Reading passage:
· · · · ·

Would spending more time in her bedroom before bed help 2year old sleep?(7 Posts)
2 year old DD doesn't much care for her bedtime story, it was a long time before she ever sat still on my knee and listened the whole way through. She rarely does now. We always read it downstairs because as a baby she was used to going up to a dark room and straight in the cot. Our bathroom is downstairs so teeth and book are before we head up to a dark bedroom. Once upstairs I cuddle her and leave her for 5 mins saying I'll be back to check on her. She often used to fall asleep then HA! This was so long ago I barely remember it! Then I come back and if awake I would sing to her. She used to have milk then but now has that downstairs. She used to fall asleep in my arms if this happened and then I'd put her in the cot. Now she is in a bed and after/whilst I sing she usually falls asleep cuddling me or rarely with me just next to the bed.
I realise I could be a sleep association and that's why she doesn't sleep through. She used to self-settle for me though half the time and would still wake. Now she only self-settles for DH whilst I'm at work but she still wakes up. She really wants comfort when she does.
I am wondering if going up to a dark bedroom is no longer a good idea. I have always been reluctant to change this because as I say she doesn't listen to her story half the time and I can imagine her charging round her bedroom if I had the light on. But maybe it would help her feel more secure in her bedroom and more comforted? Maybe in bed she would listen?
What do you think? I am so tired all the time I find it really hard to think what I could be doing differently. I just feel so lost with it all sometimes
It shouldn't matter how long you spend in her room before her sleep. I often take my 2 year old up to her room and just put her into a sleeping bag, kiss nan night, switch light off and leave. I can do that in about 30 seconds without any noise or fuss from her.
Did you say she's in a bed rather than a cot? That might be her problem. Children get a lot of emotional security from the cot enclosed feeling.

· · · · ·

Listing:

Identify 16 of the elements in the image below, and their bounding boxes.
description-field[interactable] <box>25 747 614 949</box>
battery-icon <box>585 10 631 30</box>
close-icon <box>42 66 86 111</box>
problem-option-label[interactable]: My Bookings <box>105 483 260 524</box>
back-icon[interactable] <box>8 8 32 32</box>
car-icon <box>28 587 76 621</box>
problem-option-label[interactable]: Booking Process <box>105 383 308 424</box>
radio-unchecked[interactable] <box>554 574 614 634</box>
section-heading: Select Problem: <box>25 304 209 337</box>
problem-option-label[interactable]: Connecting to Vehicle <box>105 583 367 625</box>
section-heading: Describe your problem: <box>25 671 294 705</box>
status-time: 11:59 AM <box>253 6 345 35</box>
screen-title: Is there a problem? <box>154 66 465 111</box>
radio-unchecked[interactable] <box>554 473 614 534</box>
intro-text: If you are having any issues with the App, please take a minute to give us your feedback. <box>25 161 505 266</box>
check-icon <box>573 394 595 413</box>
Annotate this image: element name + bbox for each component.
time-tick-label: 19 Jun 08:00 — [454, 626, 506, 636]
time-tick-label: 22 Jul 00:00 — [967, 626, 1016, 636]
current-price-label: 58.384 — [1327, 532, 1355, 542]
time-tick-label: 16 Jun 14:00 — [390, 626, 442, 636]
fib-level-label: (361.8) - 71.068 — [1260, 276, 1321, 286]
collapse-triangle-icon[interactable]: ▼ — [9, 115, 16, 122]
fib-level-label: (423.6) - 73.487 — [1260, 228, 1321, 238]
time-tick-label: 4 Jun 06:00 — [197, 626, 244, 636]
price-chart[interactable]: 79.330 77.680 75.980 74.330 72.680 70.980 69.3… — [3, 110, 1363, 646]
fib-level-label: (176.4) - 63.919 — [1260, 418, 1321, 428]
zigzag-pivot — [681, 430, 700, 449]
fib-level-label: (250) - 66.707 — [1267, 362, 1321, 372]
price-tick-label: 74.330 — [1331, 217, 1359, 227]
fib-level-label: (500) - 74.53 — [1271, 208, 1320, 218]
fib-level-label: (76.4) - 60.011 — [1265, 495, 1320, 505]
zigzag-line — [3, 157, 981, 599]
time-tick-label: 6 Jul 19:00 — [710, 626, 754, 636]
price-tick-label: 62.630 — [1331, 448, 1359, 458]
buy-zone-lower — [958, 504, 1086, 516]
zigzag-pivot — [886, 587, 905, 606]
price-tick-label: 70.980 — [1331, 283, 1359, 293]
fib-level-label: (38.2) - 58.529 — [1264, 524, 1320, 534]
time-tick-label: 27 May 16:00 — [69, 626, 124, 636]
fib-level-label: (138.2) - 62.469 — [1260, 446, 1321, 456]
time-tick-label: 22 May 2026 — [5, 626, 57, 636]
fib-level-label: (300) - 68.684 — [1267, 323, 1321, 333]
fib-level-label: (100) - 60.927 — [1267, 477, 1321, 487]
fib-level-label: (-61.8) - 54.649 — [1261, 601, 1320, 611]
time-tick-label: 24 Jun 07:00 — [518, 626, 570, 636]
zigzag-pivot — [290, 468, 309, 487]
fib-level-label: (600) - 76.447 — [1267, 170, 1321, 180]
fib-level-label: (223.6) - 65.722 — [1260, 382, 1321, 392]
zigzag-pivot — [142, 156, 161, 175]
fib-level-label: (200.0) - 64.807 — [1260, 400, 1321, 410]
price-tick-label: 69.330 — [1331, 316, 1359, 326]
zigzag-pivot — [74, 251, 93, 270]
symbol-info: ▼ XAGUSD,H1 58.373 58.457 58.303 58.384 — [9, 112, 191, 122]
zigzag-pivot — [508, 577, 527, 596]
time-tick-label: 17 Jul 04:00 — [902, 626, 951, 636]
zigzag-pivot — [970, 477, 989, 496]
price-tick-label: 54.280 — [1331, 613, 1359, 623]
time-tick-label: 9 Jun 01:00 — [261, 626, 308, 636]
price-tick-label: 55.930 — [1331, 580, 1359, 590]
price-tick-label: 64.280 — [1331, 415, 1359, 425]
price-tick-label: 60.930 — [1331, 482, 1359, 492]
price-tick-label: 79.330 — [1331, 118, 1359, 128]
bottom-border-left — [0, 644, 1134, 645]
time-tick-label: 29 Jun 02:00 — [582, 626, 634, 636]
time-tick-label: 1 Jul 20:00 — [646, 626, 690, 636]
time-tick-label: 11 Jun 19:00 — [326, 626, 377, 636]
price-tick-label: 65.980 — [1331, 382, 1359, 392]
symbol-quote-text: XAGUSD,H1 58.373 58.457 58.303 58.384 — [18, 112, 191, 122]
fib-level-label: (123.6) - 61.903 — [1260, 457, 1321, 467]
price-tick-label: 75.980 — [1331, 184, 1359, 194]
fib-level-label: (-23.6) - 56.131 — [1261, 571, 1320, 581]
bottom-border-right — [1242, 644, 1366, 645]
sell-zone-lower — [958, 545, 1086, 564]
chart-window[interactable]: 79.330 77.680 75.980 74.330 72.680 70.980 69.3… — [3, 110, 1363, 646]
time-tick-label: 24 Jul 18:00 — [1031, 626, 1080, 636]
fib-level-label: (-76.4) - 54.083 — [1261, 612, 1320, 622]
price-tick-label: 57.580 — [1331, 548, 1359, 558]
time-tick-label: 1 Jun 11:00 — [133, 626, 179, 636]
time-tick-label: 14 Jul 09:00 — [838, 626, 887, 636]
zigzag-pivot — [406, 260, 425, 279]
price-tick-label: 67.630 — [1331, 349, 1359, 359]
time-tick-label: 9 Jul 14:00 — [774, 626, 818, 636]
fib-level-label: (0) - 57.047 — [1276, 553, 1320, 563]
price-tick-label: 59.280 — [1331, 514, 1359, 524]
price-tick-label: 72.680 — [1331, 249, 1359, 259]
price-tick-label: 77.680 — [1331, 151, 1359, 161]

· · · · ·

Tasks and exercises:
1 - Print the whole forum thread about a two-year-old's bedtime routine, word for word.
2 - Render the entries as a Markdown table with the columns Row and Line, starting with the first line of the entries and going on through the line with "time-tick-label: 4 Jun". Number each row, and leave out any blank lines.

Answers:
1 -
Would spending more time in her bedroom before bed help 2year old sleep?(7 Posts)
2 year old DD doesn't much care for her bedtime story, it was a long time before she ever sat still on my knee and listened the whole way through. She rarely does now. We always read it downstairs because as a baby she was used to going up to a dark room and straight in the cot. Our bathroom is downstairs so teeth and book are before we head up to a dark bedroom. Once upstairs I cuddle her and leave her for 5 mins saying I'll be back to check on her. She often used to fall asleep then HA! This was so long ago I barely remember it! Then I come back and if awake I would sing to her. She used to have milk then but now has that downstairs. She used to fall asleep in my arms if this happened and then I'd put her in the cot. Now she is in a bed and after/whilst I sing she usually falls asleep cuddling me or rarely with me just next to the bed.
I realise I could be a sleep association and that's why she doesn't sleep through. She used to self-settle for me though half the time and would still wake. Now she only self-settles for DH whilst I'm at work but she still wakes up. She really wants comfort when she does.
I am wondering if going up to a dark bedroom is no longer a good idea. I have always been reluctant to change this because as I say she doesn't listen to her story half the time and I can imagine her charging round her bedroom if I had the light on. But maybe it would help her feel more secure in her bedroom and more comforted? Maybe in bed she would listen?
What do you think? I am so tired all the time I find it really hard to think what I could be doing differently. I just feel so lost with it all sometimes
It shouldn't matter how long you spend in her room before her sleep. I often take my 2 year old up to her room and just put her into a sleeping bag, kiss nan night, switch light off and leave. I can do that in about 30 seconds without any noise or fuss from her.
Did you say she's in a bed rather than a cot? That might be her problem. Children get a lot of emotional security from the cot enclosed feeling.

2 -
| Row | Line |
|---|---|
| 1 | Identify 16 of the elements in the image below, and their bounding boxes. |
| 2 | description-field[interactable] <box>25 747 614 949</box> |
| 3 | battery-icon <box>585 10 631 30</box> |
| 4 | close-icon <box>42 66 86 111</box> |
| 5 | problem-option-label[interactable]: My Bookings <box>105 483 260 524</box> |
| 6 | back-icon[interactable] <box>8 8 32 32</box> |
| 7 | car-icon <box>28 587 76 621</box> |
| 8 | problem-option-label[interactable]: Booking Process <box>105 383 308 424</box> |
| 9 | radio-unchecked[interactable] <box>554 574 614 634</box> |
| 10 | section-heading: Select Problem: <box>25 304 209 337</box> |
| 11 | problem-option-label[interactable]: Connecting to Vehicle <box>105 583 367 625</box> |
| 12 | section-heading: Describe your problem: <box>25 671 294 705</box> |
| 13 | status-time: 11:59 AM <box>253 6 345 35</box> |
| 14 | screen-title: Is there a problem? <box>154 66 465 111</box> |
| 15 | radio-unchecked[interactable] <box>554 473 614 534</box> |
| 16 | intro-text: If you are having any issues with the App, please take a minute to give us your feedback. <box>25 161 505 266</box> |
| 17 | check-icon <box>573 394 595 413</box> |
| 18 | Annotate this image: element name + bbox for each component. |
| 19 | time-tick-label: 19 Jun 08:00 — [454, 626, 506, 636] |
| 20 | time-tick-label: 22 Jul 00:00 — [967, 626, 1016, 636] |
| 21 | current-price-label: 58.384 — [1327, 532, 1355, 542] |
| 22 | time-tick-label: 16 Jun 14:00 — [390, 626, 442, 636] |
| 23 | fib-level-label: (361.8) - 71.068 — [1260, 276, 1321, 286] |
| 24 | collapse-triangle-icon[interactable]: ▼ — [9, 115, 16, 122] |
| 25 | fib-level-label: (423.6) - 73.487 — [1260, 228, 1321, 238] |
| 26 | time-tick-label: 4 Jun 06:00 — [197, 626, 244, 636] |